- REQUIRED WORK
Filter the listing below, copying every line in which the word "Epidemiology" appears.

- RECORDS SUPPLIED

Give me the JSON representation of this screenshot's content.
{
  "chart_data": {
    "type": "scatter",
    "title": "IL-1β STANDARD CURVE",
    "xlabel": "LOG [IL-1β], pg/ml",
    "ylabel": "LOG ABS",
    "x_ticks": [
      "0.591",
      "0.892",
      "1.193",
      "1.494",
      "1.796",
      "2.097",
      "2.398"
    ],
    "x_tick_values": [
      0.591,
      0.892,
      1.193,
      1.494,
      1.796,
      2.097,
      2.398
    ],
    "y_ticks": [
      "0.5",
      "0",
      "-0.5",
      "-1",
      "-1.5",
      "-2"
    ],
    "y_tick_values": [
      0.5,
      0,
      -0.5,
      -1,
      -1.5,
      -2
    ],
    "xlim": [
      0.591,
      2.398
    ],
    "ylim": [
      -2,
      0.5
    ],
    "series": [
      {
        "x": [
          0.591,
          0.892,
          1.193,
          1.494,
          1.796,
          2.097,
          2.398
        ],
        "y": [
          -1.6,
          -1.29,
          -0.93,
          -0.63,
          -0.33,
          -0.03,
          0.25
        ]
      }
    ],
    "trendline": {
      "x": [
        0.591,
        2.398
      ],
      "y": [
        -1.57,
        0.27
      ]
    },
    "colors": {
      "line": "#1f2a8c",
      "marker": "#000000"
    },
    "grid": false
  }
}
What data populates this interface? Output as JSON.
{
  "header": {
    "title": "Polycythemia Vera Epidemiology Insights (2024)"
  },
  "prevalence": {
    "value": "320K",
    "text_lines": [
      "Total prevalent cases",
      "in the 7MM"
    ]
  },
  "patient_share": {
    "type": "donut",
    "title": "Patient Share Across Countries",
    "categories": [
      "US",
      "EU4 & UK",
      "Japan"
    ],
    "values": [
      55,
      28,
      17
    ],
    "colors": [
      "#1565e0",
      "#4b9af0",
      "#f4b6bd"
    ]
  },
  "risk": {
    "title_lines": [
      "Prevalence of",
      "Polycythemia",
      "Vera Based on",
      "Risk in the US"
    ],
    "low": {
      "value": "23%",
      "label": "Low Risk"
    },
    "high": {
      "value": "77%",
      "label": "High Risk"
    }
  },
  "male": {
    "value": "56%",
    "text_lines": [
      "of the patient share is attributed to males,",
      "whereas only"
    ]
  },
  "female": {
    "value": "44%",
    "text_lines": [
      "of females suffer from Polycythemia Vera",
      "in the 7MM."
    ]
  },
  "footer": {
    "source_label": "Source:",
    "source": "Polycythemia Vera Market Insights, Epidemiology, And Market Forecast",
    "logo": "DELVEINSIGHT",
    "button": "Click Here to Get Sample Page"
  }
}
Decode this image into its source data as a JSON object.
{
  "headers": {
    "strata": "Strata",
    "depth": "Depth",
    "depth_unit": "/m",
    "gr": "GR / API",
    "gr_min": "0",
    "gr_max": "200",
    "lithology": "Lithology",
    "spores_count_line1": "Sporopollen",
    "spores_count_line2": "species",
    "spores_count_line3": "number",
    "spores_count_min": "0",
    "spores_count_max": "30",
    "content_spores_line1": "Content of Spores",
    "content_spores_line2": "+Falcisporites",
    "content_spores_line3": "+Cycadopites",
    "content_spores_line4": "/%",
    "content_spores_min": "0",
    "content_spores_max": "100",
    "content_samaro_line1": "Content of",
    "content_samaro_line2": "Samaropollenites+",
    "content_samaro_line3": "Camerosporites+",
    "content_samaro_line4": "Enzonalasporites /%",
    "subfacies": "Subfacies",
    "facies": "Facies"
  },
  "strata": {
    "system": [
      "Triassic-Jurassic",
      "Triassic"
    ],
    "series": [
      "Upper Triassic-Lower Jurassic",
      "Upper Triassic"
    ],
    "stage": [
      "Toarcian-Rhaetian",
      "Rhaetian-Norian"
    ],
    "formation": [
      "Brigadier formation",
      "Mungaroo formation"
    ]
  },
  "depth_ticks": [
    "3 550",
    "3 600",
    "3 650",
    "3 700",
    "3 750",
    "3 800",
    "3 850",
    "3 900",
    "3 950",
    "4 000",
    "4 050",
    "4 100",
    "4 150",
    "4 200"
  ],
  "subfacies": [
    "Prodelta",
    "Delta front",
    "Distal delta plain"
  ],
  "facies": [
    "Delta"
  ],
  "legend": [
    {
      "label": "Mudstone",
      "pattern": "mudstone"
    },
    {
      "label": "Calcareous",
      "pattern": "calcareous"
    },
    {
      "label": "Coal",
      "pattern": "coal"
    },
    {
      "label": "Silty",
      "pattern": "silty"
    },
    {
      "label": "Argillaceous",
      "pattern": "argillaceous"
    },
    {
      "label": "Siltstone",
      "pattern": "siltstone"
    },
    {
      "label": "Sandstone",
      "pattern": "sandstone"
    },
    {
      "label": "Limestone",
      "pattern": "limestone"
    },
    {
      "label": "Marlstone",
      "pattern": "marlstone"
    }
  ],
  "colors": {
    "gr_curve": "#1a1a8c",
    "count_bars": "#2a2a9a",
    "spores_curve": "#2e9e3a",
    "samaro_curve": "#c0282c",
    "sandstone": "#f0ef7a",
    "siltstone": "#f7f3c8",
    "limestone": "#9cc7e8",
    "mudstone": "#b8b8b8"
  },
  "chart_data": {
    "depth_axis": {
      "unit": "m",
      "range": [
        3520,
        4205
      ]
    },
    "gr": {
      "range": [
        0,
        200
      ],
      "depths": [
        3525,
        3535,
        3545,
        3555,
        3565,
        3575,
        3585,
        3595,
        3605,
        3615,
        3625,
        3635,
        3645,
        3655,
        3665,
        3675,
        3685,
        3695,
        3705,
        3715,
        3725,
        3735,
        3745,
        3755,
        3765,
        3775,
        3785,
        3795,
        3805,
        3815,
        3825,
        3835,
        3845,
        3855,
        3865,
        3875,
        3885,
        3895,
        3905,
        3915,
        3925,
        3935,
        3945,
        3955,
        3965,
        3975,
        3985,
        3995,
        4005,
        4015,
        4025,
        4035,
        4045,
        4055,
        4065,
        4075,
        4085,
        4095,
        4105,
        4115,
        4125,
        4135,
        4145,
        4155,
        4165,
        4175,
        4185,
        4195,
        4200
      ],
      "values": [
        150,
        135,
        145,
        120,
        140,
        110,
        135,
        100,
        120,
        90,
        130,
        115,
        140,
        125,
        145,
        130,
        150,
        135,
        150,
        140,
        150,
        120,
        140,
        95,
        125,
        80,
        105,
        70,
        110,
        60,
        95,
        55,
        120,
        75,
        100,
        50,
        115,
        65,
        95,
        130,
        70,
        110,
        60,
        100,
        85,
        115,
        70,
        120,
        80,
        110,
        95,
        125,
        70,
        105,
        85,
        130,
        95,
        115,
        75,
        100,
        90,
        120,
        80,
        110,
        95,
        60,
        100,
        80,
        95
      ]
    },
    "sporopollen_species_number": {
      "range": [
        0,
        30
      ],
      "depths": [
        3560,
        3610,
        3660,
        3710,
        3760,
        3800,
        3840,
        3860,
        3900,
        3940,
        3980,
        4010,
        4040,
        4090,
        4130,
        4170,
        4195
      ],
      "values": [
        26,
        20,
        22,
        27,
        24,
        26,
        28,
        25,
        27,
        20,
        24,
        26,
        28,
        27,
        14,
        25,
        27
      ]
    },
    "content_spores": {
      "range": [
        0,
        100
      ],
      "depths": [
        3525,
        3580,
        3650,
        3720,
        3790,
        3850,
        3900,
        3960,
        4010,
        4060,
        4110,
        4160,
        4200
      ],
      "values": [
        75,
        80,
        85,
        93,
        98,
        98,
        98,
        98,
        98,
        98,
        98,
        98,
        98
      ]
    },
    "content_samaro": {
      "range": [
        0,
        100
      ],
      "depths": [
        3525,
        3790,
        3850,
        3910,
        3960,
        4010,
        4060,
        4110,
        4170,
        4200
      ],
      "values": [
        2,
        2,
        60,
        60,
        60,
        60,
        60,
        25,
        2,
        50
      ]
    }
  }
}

- WRITTEN RESPONSE
    "title": "Polycythemia Vera Epidemiology Insights (2024)"
    "source": "Polycythemia Vera Market Insights, Epidemiology, And Market Forecast",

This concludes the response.